* **GIVEN EXERCISE**: Repeat the passage of the introduction on B2B document standards between "This paper presents" and "directions in Sect. 5.", inclusive, swapping "ontology alignment" for "ontology matching".

* **DOCUMENT EXCERPT**:
******

Keywords

1 Introduction

Document exchanges in business-to-business has been dominated for a long time by traditional exchange standards such as UN/EDIFACT. xCBLFootnote 1, RosettaNetFootnote 2 and cXMLFootnote 3 have been developed based on XML technologies for managing business documents mainly in the supply chain area and overcoming the traditional standards.

Given the XML limits, we proposed, in the 15th International Conference on Enterprise Information Systems (ICEIS), an approach to integrate semantics based on an automatic mapping of existing B2B standards written in DTD or XML Schema to an ontological representation using the OWL language [1]. However, several issues related to heterogeneity, and other issues still need to be addressed. As running example, we consider a company, called HomeSecurity, that offers a remote monitoring configuration and installation of security systems. If it needs to buy monitoring cameras to be installed at a customer’s site, it would send electronic purchase order documents with other business partners, such as CameraSystems.

HomeSecurity uses xCBL, but CameraSystems expects documents in RosettaNet [2]. Some terminological heterogeneity exists between these ontologies, e.g. the concepts ContactInformationType of RosettaNet and PartyType of xCBL are similar even though their names are not. Although these ontologies cover the same area of interest, the definition and representation of concepts differ which hinders communication and interoperability between business applications. Moreover, RosettaNet provides more details in the description of purchase orders compared to xCBL. For example, RosettaNet describes the payment process in details using concepts such as PartPaymentType and PrePaymentDetailType representing payment methods. By cons, xCBL represents it with the single PaymentMethodType concept. So, this problem generates a conceptual heterogeneity between xCBL and RosettaNet due to different document models for the same domain of interest, each being designed at various levels of detail. The interoperability between businesses becomes more difficult due to different types of heterogeneity between ontologies.

The example presented above shows many heterogeneity types between studied standards. In this paper, we propose ontology alignment as solution to resolve them. We apply alignment on purchase order which is a common task in the supply chain addressed by cXML, xCBL and RosettaNet standards. Also, we discuss if they help business systems to communicate fruitfully between different formalisms. No work has yet addressed the alignment of business documents, due to a lack of ontologies that models B2B standards. Several matching-based studies have been proposed in the field of e-business specifically on business standards from different points of view: business process [3, 4], or web services [5, 6] but not on business documents which are the main support of communication between business partners [7].

Our contribution is not to present a new alignment approach but to benefit from research in the ontology alignment area and show if these alignment techniques can help business systems to communicate fruitfully and overcome the heterogeneity problem by finding correspondences between the entities (classes, properties, instances, etc.) of two ontologies [8]. We focus in this paper on detecting and resolving semantic conflicts encountered during the integration process of xCBL, cXML and RosettaNet documents due to differences in terminology.

This paper presents a continuity of our work [1], published in ICEIS 2013, in order to get a complete data integration framework which benefits from ontology advantages and reduce heterogeneity using ontology alignment.

We define, in Sect. 2, the notions studied in this paper. A summary of the related work in ontology alignment in business domain is given in Sect. 3. In Sect. 4, we present the ontology alignment techniques and discuss the results of their application on purchase order document exchanges in B2B standards. Finally, we conclude and suggest future research directions in Sect. 5.

******

* **SOURCE EXCERPT**:
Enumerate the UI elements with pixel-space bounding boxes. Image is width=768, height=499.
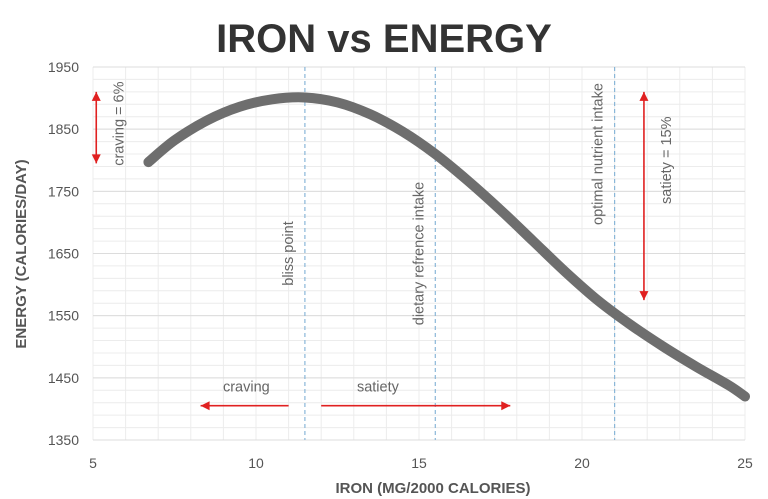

******

* **TASK SOLUTION**:
This paper presents a continuity of our work [1], published in ICEIS 2013, in order to get a complete data integration framework which benefits from ontology advantages and reduce heterogeneity using ontology matching.

We define, in Sect. 2, the notions studied in this paper. A summary of the related work in ontology matching in business domain is given in Sect. 3. In Sect. 4, we present the ontology matching techniques and discuss the results of their application on purchase order document exchanges in B2B standards. Finally, we conclude and suggest future research directions in Sect. 5.